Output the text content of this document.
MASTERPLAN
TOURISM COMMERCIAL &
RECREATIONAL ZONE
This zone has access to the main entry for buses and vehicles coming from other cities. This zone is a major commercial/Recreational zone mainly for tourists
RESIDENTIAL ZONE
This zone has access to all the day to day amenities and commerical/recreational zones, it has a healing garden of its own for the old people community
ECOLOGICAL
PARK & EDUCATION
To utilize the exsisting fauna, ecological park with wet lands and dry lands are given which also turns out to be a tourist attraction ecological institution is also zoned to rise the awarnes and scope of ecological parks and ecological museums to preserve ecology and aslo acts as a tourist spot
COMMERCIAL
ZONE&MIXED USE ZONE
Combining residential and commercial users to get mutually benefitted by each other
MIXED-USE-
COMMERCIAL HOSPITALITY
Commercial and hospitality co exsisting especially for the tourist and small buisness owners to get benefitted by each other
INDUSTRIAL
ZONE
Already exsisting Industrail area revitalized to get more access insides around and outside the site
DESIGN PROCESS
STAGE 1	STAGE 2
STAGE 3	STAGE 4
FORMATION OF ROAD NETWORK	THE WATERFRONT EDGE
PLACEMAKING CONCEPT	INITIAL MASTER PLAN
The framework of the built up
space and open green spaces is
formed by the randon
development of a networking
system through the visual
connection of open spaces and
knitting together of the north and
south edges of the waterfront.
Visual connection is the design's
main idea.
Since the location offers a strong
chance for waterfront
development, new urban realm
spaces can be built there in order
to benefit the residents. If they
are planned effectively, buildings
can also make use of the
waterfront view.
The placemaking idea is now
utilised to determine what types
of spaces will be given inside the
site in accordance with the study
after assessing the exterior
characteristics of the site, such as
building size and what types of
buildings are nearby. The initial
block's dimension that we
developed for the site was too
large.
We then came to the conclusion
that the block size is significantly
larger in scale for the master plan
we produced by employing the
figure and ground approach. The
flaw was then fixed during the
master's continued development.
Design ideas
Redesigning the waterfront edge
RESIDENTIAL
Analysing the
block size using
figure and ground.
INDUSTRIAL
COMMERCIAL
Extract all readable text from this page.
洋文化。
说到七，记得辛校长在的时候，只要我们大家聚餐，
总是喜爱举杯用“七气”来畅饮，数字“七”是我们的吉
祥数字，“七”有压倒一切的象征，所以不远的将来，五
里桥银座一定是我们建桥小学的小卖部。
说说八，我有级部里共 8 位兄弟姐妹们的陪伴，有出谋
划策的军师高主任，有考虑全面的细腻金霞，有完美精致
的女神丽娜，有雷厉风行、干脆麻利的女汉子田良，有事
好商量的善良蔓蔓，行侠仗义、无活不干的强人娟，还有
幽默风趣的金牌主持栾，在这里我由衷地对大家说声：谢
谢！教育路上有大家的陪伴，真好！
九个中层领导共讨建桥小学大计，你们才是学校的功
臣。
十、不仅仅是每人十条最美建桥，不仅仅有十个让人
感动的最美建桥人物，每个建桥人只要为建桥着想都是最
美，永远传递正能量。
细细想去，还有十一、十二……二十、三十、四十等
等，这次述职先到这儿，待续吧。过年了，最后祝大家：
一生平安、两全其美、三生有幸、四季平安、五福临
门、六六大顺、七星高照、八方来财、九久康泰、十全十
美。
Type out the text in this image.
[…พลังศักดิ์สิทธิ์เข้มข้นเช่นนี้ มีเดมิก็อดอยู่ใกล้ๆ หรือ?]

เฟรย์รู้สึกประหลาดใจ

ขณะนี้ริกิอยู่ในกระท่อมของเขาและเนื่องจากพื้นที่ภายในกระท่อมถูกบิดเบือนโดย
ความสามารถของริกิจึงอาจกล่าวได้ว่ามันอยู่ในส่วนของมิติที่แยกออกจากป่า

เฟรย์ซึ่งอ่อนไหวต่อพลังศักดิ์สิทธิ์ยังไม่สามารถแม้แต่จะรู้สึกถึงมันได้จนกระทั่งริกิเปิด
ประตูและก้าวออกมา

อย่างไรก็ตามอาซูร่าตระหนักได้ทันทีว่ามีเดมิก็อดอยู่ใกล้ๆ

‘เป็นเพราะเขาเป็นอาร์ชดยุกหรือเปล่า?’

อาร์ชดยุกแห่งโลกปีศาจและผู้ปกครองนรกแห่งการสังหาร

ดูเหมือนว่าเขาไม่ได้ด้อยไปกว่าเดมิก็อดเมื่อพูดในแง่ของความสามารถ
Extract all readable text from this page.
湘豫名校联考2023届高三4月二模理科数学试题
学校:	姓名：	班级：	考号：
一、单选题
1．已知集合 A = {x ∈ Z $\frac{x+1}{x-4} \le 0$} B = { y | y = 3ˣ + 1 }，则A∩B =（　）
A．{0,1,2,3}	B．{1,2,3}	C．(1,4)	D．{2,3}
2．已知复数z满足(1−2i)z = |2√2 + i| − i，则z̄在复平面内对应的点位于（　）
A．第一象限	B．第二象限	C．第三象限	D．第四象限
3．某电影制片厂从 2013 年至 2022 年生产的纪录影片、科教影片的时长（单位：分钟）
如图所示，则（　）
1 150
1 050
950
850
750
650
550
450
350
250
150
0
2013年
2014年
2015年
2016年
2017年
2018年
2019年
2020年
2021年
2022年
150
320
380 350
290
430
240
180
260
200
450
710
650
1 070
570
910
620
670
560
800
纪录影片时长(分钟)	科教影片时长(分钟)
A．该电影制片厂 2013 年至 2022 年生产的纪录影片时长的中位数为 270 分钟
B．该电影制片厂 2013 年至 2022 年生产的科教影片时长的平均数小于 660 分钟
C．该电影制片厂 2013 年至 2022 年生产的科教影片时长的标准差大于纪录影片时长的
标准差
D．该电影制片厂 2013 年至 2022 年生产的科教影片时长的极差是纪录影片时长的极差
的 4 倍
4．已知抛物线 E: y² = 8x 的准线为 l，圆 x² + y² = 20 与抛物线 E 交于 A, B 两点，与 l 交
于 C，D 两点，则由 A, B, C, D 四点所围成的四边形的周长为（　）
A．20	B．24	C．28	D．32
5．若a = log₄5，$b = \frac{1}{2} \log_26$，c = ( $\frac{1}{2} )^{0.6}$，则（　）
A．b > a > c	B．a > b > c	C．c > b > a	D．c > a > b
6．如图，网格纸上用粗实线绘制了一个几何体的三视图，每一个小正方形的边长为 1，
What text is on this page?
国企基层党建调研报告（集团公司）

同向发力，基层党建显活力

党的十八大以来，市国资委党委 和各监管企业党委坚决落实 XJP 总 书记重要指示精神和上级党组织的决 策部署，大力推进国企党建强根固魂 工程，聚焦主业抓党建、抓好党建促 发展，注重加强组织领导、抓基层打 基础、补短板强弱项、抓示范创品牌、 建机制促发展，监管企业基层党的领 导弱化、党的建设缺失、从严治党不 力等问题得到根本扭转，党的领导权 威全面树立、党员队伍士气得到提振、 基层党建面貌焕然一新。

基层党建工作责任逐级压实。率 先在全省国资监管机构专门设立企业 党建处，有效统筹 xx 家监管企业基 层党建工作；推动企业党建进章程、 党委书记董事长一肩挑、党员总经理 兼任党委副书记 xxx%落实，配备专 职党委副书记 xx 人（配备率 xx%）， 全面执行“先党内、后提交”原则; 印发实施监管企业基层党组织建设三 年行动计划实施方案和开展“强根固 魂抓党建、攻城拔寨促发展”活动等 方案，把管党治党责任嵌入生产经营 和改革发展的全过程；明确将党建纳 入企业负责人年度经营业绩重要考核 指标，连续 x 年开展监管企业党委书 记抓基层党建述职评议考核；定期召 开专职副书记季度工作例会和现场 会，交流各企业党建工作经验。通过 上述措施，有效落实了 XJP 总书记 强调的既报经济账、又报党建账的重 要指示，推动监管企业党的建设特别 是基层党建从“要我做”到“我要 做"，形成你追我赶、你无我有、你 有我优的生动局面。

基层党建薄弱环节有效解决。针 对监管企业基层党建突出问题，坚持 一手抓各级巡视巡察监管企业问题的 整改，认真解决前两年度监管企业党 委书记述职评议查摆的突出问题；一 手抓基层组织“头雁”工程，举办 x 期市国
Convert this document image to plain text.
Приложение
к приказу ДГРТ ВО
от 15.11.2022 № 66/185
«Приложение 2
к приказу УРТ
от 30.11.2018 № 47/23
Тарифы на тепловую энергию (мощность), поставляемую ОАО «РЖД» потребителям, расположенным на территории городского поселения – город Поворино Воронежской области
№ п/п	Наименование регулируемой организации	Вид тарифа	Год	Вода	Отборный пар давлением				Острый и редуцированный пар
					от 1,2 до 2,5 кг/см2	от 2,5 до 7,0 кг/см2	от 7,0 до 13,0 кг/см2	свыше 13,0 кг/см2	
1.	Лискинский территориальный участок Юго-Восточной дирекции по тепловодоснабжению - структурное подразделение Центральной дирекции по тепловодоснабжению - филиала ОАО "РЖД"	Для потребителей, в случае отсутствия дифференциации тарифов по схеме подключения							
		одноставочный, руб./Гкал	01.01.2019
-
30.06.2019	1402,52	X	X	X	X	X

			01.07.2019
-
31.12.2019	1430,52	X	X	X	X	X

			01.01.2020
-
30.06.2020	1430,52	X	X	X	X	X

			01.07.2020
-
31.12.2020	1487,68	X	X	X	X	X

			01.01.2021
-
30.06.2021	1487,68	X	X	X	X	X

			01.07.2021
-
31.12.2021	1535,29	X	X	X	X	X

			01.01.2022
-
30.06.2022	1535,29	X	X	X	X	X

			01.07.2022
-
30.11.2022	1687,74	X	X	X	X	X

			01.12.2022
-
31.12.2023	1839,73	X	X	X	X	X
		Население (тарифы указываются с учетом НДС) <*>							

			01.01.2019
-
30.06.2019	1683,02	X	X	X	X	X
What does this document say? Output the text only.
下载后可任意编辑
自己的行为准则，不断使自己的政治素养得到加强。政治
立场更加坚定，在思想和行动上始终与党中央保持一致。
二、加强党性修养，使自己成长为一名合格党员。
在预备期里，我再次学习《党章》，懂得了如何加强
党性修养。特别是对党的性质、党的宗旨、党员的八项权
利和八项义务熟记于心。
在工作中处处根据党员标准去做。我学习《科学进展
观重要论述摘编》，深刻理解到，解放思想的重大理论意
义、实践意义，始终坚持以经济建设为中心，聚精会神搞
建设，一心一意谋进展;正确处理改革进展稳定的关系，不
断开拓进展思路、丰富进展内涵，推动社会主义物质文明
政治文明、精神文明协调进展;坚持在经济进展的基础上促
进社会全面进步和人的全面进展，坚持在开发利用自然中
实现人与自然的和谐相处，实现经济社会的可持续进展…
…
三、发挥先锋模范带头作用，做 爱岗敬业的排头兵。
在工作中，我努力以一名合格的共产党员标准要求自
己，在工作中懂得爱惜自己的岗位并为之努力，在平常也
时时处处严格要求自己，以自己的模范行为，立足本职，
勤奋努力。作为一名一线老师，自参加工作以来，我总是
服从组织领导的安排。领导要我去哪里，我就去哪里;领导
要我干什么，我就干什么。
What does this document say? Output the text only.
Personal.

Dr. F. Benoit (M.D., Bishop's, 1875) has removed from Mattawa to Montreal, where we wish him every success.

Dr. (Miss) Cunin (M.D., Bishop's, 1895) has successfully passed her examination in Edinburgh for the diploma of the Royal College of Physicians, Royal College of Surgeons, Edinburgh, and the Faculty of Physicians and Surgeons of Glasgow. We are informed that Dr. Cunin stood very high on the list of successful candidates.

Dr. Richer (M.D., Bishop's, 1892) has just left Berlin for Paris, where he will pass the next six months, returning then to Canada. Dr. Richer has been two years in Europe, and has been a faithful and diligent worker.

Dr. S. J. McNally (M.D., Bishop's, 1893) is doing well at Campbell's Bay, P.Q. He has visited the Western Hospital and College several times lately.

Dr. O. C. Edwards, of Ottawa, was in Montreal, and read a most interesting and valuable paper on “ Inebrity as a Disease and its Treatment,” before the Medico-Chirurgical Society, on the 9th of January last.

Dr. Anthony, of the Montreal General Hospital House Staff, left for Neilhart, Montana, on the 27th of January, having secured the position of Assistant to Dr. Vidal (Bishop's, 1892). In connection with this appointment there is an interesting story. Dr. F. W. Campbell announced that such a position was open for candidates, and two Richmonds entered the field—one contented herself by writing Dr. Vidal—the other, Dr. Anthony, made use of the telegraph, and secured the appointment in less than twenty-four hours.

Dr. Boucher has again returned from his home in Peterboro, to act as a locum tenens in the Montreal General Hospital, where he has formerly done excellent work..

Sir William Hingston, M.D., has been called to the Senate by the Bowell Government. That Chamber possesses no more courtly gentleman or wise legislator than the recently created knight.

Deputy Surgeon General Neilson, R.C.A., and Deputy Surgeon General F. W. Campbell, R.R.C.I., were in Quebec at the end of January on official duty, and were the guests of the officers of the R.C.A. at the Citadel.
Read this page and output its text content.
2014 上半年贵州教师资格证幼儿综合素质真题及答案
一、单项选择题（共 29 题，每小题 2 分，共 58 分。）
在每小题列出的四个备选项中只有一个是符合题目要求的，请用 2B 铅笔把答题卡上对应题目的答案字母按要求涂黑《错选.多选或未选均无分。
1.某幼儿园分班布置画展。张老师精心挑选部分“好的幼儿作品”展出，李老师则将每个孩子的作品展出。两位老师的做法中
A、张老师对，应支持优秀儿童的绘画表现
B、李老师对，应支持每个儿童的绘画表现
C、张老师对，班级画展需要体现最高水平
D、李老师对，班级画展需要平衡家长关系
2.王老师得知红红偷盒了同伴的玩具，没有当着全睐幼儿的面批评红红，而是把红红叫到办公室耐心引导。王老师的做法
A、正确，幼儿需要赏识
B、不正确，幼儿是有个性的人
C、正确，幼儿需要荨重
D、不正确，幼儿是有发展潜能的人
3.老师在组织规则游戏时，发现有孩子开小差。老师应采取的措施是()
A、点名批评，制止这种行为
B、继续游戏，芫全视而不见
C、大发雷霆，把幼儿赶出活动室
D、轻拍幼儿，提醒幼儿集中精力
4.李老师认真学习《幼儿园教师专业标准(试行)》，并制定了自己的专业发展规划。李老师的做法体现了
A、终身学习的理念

The task. Give the number of lines in the material above that have the word "other" in them, and nothing more.

Response to the exercise. 4